◆ Task description:
Look through the data below. Show each line where the string "lado" occurs.

◆ Input for this task:
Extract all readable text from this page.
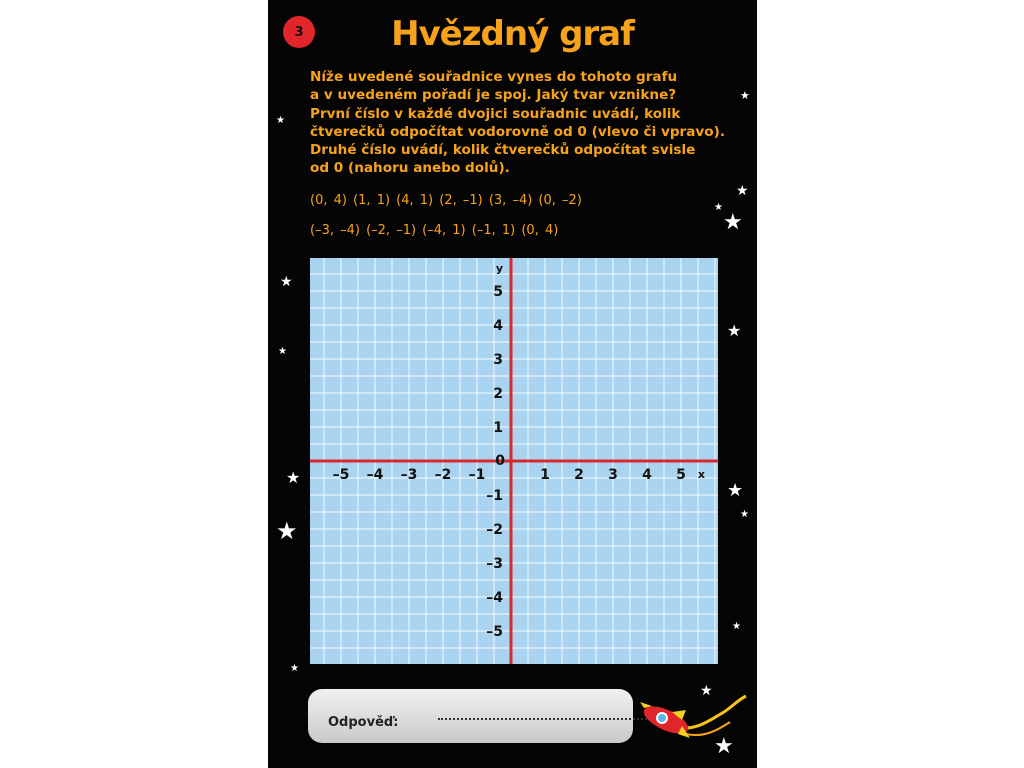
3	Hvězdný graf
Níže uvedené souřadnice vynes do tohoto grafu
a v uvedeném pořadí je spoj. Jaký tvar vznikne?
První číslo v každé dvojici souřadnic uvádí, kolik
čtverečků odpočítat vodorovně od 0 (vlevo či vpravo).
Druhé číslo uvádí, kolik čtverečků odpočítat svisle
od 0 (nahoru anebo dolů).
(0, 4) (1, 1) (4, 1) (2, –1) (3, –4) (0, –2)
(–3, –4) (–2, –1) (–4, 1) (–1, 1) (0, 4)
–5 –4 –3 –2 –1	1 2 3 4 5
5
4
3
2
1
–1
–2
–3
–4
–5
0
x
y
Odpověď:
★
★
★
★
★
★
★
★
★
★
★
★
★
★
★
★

--

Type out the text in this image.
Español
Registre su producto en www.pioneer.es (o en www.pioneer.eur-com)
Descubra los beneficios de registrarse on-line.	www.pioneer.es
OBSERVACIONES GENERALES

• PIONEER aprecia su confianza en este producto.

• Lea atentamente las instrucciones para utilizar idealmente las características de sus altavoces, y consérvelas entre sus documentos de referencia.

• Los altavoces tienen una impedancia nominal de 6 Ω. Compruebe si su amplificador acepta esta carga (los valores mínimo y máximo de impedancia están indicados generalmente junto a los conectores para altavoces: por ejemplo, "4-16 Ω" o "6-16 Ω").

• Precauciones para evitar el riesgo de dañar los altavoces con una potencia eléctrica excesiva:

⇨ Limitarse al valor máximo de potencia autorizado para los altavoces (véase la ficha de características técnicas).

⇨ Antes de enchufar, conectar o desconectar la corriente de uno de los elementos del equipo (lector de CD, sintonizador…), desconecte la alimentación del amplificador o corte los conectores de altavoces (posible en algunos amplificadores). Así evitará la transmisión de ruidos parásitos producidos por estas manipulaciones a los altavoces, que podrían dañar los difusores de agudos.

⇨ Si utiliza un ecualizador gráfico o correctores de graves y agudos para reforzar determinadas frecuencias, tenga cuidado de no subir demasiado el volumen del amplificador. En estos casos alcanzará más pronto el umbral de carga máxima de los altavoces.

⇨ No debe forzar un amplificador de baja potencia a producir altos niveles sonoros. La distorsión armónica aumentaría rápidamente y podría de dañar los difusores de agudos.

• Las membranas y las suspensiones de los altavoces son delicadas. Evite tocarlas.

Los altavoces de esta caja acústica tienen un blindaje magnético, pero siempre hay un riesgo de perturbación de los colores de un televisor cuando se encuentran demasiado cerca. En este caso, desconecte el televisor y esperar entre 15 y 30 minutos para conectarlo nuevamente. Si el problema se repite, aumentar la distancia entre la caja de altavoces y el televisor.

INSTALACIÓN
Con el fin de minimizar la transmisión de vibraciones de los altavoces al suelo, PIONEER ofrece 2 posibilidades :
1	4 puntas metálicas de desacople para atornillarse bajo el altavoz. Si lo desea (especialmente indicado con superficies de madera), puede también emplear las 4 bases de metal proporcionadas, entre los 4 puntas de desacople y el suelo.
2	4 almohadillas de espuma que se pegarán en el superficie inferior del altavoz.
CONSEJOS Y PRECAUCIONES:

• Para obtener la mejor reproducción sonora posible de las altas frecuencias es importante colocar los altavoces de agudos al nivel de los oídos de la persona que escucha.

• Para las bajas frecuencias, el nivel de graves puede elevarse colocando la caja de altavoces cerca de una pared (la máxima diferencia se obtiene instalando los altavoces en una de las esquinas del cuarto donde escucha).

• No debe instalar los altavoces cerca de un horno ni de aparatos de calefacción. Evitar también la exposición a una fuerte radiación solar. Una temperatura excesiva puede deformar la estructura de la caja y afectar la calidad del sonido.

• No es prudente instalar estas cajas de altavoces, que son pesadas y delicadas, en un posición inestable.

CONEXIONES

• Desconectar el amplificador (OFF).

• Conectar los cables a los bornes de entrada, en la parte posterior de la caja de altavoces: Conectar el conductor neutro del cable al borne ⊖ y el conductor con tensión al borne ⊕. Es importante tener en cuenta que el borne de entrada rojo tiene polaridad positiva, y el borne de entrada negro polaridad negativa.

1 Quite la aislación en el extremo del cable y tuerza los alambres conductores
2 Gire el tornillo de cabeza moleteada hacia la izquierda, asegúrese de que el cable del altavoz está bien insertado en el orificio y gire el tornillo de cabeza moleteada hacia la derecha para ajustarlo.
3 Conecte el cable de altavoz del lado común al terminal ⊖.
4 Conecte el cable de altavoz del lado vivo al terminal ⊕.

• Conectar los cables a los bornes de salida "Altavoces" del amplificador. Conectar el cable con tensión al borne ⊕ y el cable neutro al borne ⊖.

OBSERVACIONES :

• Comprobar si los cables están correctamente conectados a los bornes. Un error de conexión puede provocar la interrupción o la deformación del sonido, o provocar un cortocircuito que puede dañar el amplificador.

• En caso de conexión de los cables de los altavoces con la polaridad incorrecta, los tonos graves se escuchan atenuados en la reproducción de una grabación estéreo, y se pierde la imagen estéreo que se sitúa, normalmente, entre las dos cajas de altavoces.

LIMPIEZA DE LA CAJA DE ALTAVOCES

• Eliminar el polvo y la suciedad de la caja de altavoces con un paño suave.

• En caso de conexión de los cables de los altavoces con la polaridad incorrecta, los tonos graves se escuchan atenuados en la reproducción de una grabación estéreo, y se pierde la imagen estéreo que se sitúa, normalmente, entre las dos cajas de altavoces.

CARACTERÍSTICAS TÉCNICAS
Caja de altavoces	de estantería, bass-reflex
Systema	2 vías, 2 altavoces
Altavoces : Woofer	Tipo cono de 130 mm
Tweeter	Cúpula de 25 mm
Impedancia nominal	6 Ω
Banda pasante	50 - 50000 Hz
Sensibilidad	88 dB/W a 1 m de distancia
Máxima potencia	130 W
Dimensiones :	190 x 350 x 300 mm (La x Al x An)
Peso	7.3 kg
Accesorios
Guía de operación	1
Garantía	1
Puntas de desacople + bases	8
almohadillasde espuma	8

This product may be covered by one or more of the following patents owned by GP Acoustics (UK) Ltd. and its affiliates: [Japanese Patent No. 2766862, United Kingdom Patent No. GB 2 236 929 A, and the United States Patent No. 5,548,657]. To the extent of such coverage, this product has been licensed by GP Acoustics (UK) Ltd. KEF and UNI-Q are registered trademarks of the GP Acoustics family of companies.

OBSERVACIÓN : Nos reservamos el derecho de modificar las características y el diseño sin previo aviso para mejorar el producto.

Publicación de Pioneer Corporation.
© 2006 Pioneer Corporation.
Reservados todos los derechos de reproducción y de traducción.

◆ Correct output:
3 Conecte el cable de altavoz del lado común al terminal ⊖.
4 Conecte el cable de altavoz del lado vivo al terminal ⊕.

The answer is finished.